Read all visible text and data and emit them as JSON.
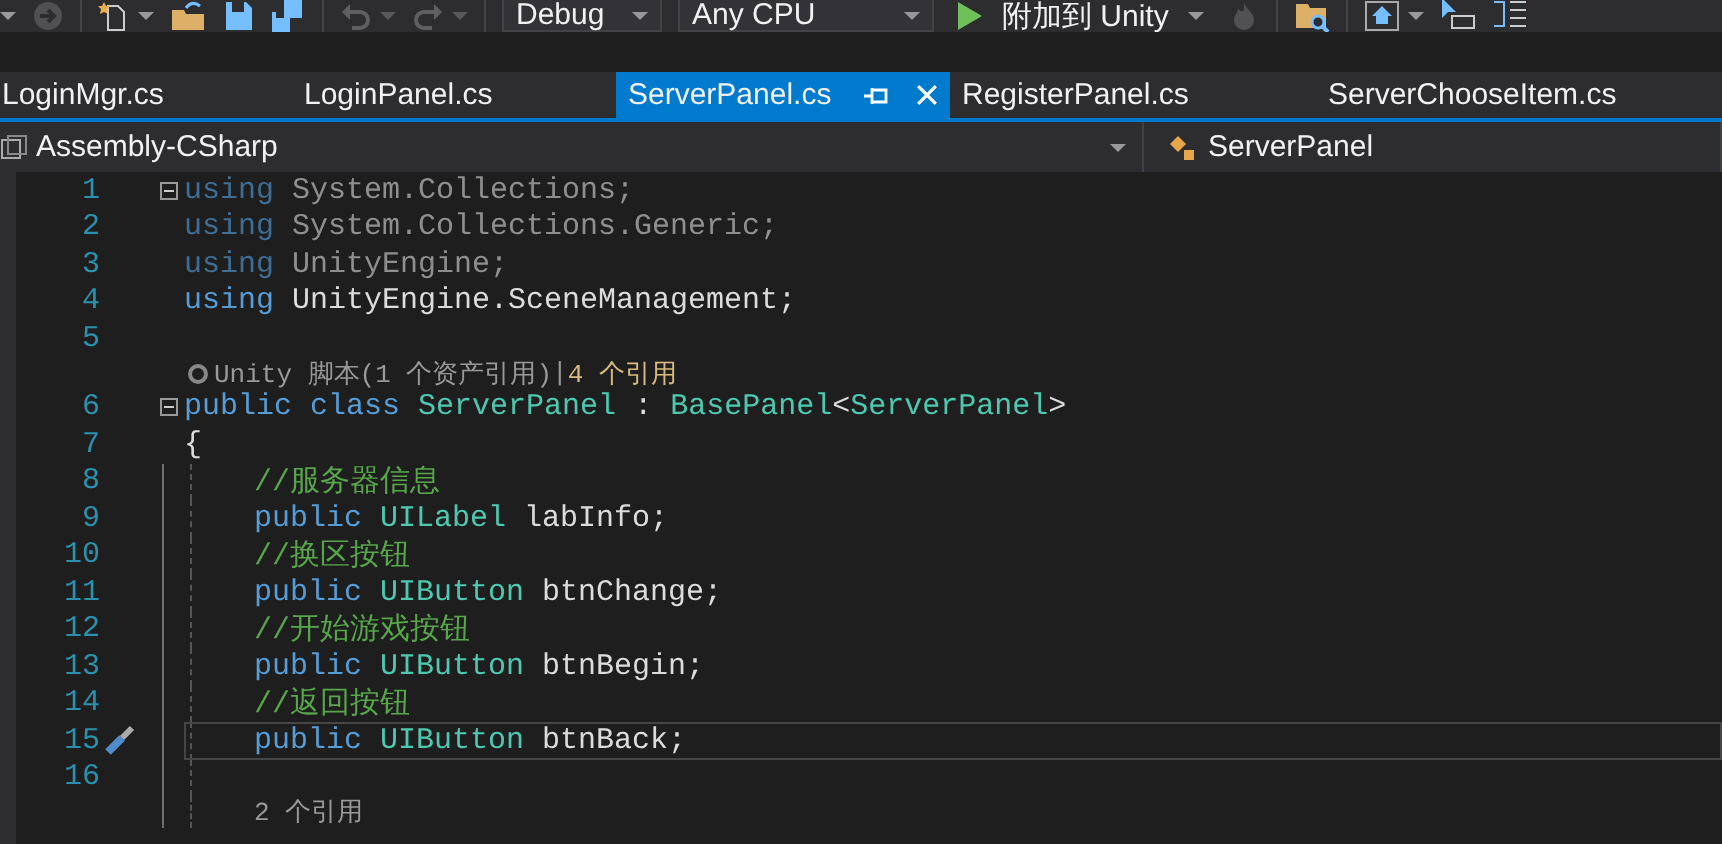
{
  "toolbar": {
    "groups": [
      {
        "items": [
          {
            "kind": "caret",
            "disabled": false
          },
          {
            "kind": "navigate",
            "disabled": true
          }
        ]
      },
      {
        "items": [
          {
            "kind": "new-item",
            "disabled": false
          },
          {
            "kind": "caret",
            "disabled": false
          },
          {
            "kind": "open",
            "disabled": false
          },
          {
            "kind": "save",
            "disabled": false
          },
          {
            "kind": "save-all",
            "disabled": false
          }
        ]
      },
      {
        "items": [
          {
            "kind": "undo",
            "disabled": true
          },
          {
            "kind": "caret",
            "disabled": true
          },
          {
            "kind": "redo",
            "disabled": true
          },
          {
            "kind": "caret",
            "disabled": true
          }
        ]
      }
    ],
    "configuration": "Debug",
    "platform": "Any CPU",
    "run_label": "附加到 Unity",
    "tail_groups": [
      {
        "items": [
          {
            "kind": "flame",
            "disabled": true
          }
        ]
      },
      {
        "items": [
          {
            "kind": "find-folder",
            "disabled": false
          }
        ]
      },
      {
        "items": [
          {
            "kind": "home",
            "disabled": false
          },
          {
            "kind": "caret",
            "disabled": false
          },
          {
            "kind": "pointer",
            "disabled": false
          },
          {
            "kind": "panes",
            "disabled": false
          }
        ]
      }
    ]
  },
  "tabs": [
    {
      "label": "LoginMgr.cs",
      "selected": false
    },
    {
      "label": "LoginPanel.cs",
      "selected": false
    },
    {
      "label": "ServerPanel.cs",
      "selected": true
    },
    {
      "label": "RegisterPanel.cs",
      "selected": false
    },
    {
      "label": "ServerChooseItem.cs",
      "selected": false
    }
  ],
  "navigation": {
    "project": "Assembly-CSharp",
    "type": "ServerPanel"
  },
  "code": [
    {
      "kind": "line",
      "number": "1",
      "foldable": true,
      "unused": true,
      "current": false,
      "tokens": [
        {
          "kind": "keyword",
          "text": "using"
        },
        {
          "kind": "plain",
          "text": " System.Collections;"
        }
      ]
    },
    {
      "kind": "line",
      "number": "2",
      "foldable": false,
      "unused": true,
      "current": false,
      "tokens": [
        {
          "kind": "keyword",
          "text": "using"
        },
        {
          "kind": "plain",
          "text": " System.Collections.Generic;"
        }
      ]
    },
    {
      "kind": "line",
      "number": "3",
      "foldable": false,
      "unused": true,
      "current": false,
      "tokens": [
        {
          "kind": "keyword",
          "text": "using"
        },
        {
          "kind": "plain",
          "text": " UnityEngine;"
        }
      ]
    },
    {
      "kind": "line",
      "number": "4",
      "foldable": false,
      "unused": false,
      "current": false,
      "tokens": [
        {
          "kind": "keyword",
          "text": "using"
        },
        {
          "kind": "plain",
          "text": " UnityEngine.SceneManagement;"
        }
      ]
    },
    {
      "kind": "line",
      "number": "5",
      "foldable": false,
      "current": false
    },
    {
      "kind": "lens",
      "parts": [
        {
          "text": "Unity 脚本(1 个资产引用)",
          "highlighted": false
        },
        {
          "text": "|",
          "highlighted": false
        },
        {
          "text": "4 个引用",
          "highlighted": true
        }
      ]
    },
    {
      "kind": "line",
      "number": "6",
      "foldable": true,
      "unused": false,
      "current": false,
      "tokens": [
        {
          "kind": "keyword",
          "text": "public class"
        },
        {
          "kind": "type",
          "text": " ServerPanel"
        },
        {
          "kind": "plain",
          "text": " : "
        },
        {
          "kind": "type",
          "text": "BasePanel"
        },
        {
          "kind": "plain",
          "text": "<"
        },
        {
          "kind": "type",
          "text": "ServerPanel"
        },
        {
          "kind": "plain",
          "text": ">"
        }
      ]
    },
    {
      "kind": "line",
      "number": "7",
      "foldable": false,
      "unused": false,
      "current": false,
      "tokens": [
        {
          "kind": "plain",
          "text": "{"
        }
      ],
      "children": [
        {
          "kind": "line",
          "number": "8",
          "foldable": false,
          "unused": false,
          "current": false,
          "tokens": [
            {
              "kind": "comment",
              "text": "//服务器信息"
            }
          ]
        },
        {
          "kind": "line",
          "number": "9",
          "foldable": false,
          "unused": false,
          "current": false,
          "tokens": [
            {
              "kind": "keyword",
              "text": "public"
            },
            {
              "kind": "type",
              "text": " UILabel"
            },
            {
              "kind": "plain",
              "text": " labInfo;"
            }
          ]
        },
        {
          "kind": "line",
          "number": "10",
          "foldable": false,
          "unused": false,
          "current": false,
          "tokens": [
            {
              "kind": "comment",
              "text": "//换区按钮"
            }
          ]
        },
        {
          "kind": "line",
          "number": "11",
          "foldable": false,
          "unused": false,
          "current": false,
          "tokens": [
            {
              "kind": "keyword",
              "text": "public"
            },
            {
              "kind": "type",
              "text": " UIButton"
            },
            {
              "kind": "plain",
              "text": " btnChange;"
            }
          ]
        },
        {
          "kind": "line",
          "number": "12",
          "foldable": false,
          "unused": false,
          "current": false,
          "tokens": [
            {
              "kind": "comment",
              "text": "//开始游戏按钮"
            }
          ]
        },
        {
          "kind": "line",
          "number": "13",
          "foldable": false,
          "unused": false,
          "current": false,
          "tokens": [
            {
              "kind": "keyword",
              "text": "public"
            },
            {
              "kind": "type",
              "text": " UIButton"
            },
            {
              "kind": "plain",
              "text": " btnBegin;"
            }
          ]
        },
        {
          "kind": "line",
          "number": "14",
          "foldable": false,
          "unused": false,
          "current": false,
          "tokens": [
            {
              "kind": "comment",
              "text": "//返回按钮"
            }
          ]
        },
        {
          "kind": "line",
          "number": "15",
          "foldable": false,
          "unused": false,
          "current": true,
          "tokens": [
            {
              "kind": "keyword",
              "text": "public"
            },
            {
              "kind": "type",
              "text": " UIButton"
            },
            {
              "kind": "plain",
              "text": " btnBack;"
            }
          ]
        },
        {
          "kind": "line",
          "number": "16",
          "foldable": false,
          "current": false
        },
        {
          "kind": "lens",
          "parts": [
            {
              "text": "2 个引用",
              "highlighted": false
            }
          ]
        }
      ]
    }
  ]
}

Exercise details –
Show the lines of the records that include the string "Collections".

Full output –
          "text": " System.Collections;"
          "text": " System.Collections.Generic;"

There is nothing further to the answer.